This also means that there is no question of healing “interrupting” damage—it can’t happen in the middle of a chunk of damage. In any event, there certainly isn’t any rule that healing protects against future or ongoing damage—heal might undo the condition causing the damage, but otherwise you’re still going to take it.

And you can still take damage well below −10 hp. The dead condition reads “Dead (−10 Hit Points or Lower),” which wouldn’t be necessary if you just stopped taking damage at −10 hp. Most things that deal damage probably won’t damage a dead creature (though this is debatable), but whatever overkill there was in the effect that killed you still applied. So even if you had some effect that could heal hp to a dead creature, and revive that creature if the healing was sufficient to bring them above −10 hp, your scenario has you starting from −900 hp—it’s going to take a lot more than fortunate fate to get you out of that one.

Bottom line, none of these effects is remotely sufficient to save you from 1000 damage.

But as for what actually happens, that gets trickier.

The contingency spell is broken for many reasons, but one big one is the nearly complete and utter lack of limitations on the trigger. But one that I’ll stand by is that it cannot predict the future—and a spell triggered after you have died will not help you, since heal cannot restore hp to a dead target.

Likewise, stalwart pact’s temporary hp don’t apply to a dead target, and its wording makes it clear that its effect only applies after the damage has been dealt. So an attack that takes you from above half hp to dead will bypass stalwart pact.

But then we have fortunate fate—and that one explicitly says it triggers if “an effect would kill [the subject].” The word “would” here indicates that fortunate fate is triggered prior to your actual death. So you gain 150 hp, and then take damage from whatever would have killed you. If it’s still enough to kill you, you’re dead. If it’s enough to save you, but only just barely—leaving you dying—then your contingency should probably trigger (though a DM might rule that a trigger worded with a future condition cannot trigger at all as contingency will always miss the trigger). And if you’re below half hp, stalwart pact can trigger, giving you temporary hp.

Record extracts
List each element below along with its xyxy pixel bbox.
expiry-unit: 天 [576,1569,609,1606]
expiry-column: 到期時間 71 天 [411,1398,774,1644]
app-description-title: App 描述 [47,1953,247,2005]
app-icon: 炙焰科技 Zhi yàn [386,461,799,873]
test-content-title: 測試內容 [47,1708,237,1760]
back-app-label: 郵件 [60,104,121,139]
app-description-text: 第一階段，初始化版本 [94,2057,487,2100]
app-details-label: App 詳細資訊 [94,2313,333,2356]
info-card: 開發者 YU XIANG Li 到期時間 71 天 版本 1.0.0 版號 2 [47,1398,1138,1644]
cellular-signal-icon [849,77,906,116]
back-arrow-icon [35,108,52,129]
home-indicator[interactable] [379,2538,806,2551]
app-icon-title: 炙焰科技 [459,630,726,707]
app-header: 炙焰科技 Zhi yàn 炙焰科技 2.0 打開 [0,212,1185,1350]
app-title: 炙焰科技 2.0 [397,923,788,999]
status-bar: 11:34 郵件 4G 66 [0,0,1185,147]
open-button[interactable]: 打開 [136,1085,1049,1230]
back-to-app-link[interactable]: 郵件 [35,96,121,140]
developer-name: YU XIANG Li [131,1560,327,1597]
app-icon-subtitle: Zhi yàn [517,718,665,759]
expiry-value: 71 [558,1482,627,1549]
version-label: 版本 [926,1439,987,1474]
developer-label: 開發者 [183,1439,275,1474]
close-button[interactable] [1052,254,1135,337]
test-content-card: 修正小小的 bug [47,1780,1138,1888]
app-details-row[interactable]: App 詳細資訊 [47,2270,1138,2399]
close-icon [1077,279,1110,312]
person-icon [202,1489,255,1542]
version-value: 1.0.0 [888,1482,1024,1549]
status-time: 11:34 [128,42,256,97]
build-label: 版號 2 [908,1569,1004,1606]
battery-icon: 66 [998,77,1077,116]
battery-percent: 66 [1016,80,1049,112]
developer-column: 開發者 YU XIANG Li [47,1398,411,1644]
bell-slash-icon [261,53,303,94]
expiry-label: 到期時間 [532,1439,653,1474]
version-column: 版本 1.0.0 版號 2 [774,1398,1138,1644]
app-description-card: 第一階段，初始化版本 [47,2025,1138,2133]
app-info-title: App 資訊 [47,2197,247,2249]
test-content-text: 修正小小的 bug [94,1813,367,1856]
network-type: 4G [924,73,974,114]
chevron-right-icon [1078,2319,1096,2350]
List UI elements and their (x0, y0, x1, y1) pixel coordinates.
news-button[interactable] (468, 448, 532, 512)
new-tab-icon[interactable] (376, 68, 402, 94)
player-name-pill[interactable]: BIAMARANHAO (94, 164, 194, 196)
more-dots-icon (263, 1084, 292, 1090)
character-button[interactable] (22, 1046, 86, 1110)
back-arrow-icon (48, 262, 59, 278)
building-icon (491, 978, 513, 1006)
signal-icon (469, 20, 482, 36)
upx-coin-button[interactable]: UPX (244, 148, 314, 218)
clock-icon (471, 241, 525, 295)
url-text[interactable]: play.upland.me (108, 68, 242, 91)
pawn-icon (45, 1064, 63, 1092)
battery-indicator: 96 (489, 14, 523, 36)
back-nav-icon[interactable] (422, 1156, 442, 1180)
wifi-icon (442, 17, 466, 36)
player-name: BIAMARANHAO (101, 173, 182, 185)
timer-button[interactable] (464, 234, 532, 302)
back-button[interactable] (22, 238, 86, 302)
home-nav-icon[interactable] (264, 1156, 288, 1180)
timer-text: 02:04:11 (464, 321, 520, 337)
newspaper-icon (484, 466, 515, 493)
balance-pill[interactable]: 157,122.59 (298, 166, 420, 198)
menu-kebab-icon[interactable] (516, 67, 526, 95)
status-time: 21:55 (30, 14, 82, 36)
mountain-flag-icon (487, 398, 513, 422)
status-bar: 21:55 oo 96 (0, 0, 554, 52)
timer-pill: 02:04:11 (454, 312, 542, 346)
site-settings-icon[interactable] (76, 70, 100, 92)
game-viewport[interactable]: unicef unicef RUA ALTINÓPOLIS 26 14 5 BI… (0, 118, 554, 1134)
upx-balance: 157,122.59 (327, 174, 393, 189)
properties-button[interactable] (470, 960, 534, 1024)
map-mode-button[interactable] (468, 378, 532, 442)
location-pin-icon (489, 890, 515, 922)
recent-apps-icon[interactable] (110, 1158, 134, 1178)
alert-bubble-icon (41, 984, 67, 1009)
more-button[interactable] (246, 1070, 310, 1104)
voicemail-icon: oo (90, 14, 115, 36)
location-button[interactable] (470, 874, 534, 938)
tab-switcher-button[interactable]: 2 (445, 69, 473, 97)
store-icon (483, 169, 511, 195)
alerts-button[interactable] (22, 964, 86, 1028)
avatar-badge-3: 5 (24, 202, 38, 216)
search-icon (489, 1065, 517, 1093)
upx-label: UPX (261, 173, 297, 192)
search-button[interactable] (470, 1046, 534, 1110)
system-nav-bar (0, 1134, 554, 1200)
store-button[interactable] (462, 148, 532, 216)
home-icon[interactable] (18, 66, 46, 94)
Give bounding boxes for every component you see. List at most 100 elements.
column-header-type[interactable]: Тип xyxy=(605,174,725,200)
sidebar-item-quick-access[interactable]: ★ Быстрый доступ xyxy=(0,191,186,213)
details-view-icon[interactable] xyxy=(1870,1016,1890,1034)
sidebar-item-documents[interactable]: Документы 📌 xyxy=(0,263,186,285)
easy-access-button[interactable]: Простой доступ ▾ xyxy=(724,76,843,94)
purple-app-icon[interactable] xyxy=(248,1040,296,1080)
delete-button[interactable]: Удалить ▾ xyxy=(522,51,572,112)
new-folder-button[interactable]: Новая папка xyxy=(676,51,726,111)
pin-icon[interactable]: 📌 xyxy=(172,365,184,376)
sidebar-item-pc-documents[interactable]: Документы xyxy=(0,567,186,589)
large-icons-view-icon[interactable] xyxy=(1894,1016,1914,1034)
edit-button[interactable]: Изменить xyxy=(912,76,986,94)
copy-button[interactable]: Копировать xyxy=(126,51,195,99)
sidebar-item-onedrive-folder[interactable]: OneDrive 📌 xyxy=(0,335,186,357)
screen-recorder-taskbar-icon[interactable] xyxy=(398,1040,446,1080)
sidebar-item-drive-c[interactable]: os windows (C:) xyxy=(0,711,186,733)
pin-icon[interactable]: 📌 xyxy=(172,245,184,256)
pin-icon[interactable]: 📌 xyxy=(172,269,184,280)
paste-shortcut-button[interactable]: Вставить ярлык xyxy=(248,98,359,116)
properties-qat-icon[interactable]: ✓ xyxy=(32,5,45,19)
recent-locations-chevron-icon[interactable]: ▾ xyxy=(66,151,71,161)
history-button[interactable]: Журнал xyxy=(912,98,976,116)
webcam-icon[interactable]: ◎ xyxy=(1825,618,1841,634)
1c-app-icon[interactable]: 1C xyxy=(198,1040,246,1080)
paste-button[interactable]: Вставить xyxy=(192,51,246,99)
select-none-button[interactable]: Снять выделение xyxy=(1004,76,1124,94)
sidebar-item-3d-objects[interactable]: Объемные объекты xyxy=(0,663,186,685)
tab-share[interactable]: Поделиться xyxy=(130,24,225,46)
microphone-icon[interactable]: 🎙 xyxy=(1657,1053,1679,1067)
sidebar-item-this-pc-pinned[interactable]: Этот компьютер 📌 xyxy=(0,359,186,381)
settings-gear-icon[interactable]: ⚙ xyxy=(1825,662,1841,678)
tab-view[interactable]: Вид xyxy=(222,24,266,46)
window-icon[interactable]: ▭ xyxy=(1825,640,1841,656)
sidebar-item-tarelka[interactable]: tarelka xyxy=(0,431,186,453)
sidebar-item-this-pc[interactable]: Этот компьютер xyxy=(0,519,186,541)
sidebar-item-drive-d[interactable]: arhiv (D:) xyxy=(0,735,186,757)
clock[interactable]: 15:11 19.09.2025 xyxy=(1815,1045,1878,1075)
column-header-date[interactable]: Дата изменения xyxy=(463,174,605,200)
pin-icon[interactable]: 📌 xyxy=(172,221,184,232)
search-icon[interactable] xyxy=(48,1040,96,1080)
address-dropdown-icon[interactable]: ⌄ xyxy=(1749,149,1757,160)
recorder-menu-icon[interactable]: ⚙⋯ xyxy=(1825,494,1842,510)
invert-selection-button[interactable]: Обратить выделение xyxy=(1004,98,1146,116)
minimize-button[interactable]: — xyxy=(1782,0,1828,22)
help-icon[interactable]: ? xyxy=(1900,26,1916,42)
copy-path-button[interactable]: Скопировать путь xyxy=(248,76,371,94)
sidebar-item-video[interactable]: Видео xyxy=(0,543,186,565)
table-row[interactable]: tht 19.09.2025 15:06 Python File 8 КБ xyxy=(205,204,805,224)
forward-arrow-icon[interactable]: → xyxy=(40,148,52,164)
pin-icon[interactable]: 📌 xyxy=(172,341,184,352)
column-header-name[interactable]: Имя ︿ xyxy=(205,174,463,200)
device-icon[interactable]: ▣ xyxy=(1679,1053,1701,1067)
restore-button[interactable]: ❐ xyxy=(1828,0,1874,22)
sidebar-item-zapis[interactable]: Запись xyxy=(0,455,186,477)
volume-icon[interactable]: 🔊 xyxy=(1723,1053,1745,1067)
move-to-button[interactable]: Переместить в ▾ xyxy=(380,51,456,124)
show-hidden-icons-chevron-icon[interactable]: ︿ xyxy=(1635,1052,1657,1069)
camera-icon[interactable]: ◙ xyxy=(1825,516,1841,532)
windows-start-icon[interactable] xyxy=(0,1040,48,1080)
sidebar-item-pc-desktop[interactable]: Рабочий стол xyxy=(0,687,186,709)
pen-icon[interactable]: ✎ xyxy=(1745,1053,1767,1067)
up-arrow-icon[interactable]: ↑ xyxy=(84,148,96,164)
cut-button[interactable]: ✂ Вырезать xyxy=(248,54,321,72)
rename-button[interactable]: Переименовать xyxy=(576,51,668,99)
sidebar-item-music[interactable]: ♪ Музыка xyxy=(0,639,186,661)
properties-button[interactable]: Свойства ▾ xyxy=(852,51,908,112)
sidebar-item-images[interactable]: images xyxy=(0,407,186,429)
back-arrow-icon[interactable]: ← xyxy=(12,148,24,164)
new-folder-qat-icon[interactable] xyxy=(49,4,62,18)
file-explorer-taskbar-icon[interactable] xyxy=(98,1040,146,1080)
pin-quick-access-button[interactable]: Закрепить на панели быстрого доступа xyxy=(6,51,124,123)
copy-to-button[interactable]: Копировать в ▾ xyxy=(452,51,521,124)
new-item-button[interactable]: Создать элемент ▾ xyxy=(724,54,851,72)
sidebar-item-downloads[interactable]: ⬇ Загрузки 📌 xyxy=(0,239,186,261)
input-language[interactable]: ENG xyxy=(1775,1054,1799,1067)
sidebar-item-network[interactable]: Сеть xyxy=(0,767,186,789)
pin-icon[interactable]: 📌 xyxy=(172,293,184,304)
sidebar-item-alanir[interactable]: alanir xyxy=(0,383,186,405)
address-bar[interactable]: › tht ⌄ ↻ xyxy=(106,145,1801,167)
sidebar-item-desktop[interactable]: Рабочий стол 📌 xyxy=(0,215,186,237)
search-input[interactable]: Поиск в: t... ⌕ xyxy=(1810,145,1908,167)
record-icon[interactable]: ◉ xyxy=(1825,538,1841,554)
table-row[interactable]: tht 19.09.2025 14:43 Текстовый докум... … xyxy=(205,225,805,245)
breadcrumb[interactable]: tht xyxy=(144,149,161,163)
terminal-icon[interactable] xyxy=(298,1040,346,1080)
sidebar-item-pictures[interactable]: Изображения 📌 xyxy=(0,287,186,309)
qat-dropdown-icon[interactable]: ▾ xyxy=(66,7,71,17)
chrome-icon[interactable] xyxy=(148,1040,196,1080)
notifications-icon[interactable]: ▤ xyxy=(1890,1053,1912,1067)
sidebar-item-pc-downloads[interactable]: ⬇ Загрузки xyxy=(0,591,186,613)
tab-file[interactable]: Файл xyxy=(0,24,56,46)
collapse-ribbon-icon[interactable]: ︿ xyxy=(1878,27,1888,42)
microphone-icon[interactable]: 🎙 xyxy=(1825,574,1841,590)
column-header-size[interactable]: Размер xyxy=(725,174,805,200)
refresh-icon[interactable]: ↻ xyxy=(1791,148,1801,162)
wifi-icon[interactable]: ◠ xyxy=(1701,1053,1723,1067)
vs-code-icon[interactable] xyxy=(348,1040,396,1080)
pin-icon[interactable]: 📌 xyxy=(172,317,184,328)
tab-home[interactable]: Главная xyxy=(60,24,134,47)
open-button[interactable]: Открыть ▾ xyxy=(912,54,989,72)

Instructions to follow
Answer these questions from the source text:
1. What does the source text give as the full wording of the dead condition?
2. How many hit points does fortunate fate grant?
3. Why does the source text say a spell triggered after death will not help?

Output for this exercise
1. "Dead (−10 Hit Points or Lower)"
2. 150 hp.
3. Because heal cannot restore hp to a dead target.